■ **Provided entries**:
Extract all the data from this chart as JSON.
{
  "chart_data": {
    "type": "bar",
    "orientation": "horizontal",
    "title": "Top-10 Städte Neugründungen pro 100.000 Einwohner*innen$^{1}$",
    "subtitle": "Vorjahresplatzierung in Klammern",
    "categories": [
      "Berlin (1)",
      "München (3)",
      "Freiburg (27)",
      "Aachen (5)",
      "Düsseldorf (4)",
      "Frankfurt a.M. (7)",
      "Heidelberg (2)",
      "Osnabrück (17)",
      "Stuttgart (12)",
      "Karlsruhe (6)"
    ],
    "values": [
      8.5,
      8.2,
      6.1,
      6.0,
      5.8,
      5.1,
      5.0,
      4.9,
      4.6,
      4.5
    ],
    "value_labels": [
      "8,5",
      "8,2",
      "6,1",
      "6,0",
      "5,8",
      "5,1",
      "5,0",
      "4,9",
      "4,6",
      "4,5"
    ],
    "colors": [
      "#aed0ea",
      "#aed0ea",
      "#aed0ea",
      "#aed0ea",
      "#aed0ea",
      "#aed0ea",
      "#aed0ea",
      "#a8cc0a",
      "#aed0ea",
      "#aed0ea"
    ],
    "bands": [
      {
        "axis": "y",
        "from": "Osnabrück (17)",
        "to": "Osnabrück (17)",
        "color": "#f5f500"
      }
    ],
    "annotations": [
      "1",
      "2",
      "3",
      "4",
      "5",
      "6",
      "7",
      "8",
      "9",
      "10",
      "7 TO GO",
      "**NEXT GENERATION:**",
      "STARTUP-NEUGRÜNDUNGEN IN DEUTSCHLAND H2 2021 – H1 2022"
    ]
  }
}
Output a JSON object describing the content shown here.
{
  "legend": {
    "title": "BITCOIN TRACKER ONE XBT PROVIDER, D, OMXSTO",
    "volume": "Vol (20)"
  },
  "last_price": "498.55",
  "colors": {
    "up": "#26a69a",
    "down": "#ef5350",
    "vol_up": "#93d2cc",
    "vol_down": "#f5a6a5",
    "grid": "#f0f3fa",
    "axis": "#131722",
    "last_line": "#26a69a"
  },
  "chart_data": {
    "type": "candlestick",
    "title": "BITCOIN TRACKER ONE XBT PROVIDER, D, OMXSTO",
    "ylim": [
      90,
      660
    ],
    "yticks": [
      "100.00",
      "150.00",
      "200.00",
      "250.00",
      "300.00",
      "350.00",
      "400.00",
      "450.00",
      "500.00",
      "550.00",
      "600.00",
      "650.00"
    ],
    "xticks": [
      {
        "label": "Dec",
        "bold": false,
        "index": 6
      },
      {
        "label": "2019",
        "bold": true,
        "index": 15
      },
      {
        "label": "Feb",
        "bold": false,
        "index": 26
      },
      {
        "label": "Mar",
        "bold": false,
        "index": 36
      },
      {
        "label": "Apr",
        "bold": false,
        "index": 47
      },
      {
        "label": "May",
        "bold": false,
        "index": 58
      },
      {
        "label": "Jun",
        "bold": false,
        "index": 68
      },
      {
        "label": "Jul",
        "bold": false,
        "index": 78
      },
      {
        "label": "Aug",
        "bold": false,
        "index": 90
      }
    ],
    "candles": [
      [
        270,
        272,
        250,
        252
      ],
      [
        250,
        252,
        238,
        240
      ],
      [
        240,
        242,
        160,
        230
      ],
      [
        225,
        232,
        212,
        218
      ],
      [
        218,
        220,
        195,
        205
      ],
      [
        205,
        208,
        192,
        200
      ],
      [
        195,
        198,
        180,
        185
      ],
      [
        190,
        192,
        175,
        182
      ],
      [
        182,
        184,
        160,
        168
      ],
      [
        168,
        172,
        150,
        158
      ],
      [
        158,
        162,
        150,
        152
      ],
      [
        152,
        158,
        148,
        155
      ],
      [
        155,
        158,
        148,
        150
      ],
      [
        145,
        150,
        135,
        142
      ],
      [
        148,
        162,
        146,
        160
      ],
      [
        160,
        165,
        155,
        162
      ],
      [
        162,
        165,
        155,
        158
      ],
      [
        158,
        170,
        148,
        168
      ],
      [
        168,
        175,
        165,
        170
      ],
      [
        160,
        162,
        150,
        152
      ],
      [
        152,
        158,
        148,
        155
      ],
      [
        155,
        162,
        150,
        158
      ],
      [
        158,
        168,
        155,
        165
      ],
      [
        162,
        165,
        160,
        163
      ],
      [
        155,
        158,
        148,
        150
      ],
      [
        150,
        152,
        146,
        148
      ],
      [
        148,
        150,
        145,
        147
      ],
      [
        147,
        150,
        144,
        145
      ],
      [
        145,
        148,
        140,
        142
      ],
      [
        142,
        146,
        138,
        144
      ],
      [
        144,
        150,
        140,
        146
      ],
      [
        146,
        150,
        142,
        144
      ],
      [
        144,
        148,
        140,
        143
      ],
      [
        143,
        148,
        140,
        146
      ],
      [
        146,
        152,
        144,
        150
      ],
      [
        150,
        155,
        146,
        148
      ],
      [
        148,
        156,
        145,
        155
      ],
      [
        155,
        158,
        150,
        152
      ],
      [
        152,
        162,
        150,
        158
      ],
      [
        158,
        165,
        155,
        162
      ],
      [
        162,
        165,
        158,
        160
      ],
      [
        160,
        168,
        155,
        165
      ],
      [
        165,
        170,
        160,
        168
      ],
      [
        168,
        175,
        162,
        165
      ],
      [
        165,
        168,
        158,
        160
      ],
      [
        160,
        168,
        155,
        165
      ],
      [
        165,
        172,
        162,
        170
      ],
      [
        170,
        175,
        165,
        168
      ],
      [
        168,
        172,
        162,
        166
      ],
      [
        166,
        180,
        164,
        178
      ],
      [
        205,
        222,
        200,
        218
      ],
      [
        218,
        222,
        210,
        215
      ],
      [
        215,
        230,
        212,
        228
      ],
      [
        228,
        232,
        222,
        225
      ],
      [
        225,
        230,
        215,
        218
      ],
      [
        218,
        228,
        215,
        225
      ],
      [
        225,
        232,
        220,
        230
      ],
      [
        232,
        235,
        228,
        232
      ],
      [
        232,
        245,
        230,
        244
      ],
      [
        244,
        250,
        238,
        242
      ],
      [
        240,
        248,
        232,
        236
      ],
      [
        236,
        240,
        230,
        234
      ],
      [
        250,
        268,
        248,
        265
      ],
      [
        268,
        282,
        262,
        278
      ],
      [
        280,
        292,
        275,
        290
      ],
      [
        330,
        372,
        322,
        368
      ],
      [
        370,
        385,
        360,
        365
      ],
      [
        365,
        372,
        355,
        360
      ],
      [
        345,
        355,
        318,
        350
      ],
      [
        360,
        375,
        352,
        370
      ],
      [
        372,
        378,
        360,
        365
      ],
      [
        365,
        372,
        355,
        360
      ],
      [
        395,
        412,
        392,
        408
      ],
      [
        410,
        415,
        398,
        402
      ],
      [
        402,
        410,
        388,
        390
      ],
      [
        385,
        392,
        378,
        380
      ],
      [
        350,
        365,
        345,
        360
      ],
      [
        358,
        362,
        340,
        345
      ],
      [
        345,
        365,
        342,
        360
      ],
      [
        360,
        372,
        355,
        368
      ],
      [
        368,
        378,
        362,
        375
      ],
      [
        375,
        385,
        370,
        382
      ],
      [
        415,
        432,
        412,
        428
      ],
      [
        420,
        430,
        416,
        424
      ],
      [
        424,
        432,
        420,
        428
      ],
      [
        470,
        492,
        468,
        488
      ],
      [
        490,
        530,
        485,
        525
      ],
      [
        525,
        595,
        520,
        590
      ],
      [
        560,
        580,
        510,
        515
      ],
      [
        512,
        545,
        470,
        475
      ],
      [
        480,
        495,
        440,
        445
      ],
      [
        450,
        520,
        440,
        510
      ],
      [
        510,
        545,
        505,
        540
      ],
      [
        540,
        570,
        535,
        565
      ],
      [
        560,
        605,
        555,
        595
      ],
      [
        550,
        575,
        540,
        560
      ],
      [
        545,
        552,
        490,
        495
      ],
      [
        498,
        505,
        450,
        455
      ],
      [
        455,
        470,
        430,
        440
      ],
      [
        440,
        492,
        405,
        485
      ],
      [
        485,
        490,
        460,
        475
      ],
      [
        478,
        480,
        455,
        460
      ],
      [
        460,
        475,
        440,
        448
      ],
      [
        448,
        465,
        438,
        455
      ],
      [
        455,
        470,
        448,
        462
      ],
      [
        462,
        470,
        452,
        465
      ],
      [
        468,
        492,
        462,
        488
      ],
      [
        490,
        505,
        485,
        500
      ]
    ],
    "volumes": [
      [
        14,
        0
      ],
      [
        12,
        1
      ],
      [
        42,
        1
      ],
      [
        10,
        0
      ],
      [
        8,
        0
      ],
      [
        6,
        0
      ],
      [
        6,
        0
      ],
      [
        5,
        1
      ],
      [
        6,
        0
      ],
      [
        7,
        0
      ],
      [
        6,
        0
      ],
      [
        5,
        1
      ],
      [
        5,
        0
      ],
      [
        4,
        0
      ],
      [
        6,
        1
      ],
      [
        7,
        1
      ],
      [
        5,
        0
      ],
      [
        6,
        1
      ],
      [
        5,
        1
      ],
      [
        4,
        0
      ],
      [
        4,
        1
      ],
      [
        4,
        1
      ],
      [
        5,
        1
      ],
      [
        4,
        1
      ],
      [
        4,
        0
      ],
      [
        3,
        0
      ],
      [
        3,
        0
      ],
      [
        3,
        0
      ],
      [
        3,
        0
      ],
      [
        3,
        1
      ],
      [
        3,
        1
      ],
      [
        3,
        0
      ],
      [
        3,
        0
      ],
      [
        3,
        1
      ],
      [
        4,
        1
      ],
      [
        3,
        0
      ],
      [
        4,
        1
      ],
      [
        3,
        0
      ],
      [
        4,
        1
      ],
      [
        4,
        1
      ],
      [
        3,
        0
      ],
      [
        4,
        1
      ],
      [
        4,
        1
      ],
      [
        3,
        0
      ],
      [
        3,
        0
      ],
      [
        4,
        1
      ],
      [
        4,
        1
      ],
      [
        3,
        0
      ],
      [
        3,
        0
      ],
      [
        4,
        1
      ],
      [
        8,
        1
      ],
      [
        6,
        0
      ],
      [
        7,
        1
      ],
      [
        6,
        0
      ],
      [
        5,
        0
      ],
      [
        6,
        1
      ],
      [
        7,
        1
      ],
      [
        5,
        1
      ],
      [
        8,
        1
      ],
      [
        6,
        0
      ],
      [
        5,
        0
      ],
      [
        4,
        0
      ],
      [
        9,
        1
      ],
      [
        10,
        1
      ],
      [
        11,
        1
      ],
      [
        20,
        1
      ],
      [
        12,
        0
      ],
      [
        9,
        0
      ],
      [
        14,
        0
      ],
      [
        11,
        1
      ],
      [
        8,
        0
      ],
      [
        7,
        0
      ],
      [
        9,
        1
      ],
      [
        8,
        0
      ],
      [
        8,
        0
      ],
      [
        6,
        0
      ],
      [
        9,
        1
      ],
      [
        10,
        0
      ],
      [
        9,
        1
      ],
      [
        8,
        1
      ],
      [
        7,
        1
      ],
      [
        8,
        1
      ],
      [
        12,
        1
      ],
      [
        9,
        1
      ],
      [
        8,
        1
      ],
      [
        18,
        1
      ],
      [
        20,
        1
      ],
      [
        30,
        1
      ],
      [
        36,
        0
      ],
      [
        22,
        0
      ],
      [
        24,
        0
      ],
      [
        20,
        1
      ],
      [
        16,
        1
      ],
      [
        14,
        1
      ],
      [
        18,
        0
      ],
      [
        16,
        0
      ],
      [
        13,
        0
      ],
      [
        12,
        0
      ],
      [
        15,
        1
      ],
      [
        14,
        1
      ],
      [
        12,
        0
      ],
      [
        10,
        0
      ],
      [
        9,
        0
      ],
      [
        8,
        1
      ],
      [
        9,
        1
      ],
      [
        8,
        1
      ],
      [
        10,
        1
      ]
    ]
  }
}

■ **Brief**: Identify every line above that includes the word "from", and show those lines.

■ **Finished exercise**:
Extract all the data from this chart as JSON.
        "from": "Osnabrück (17)",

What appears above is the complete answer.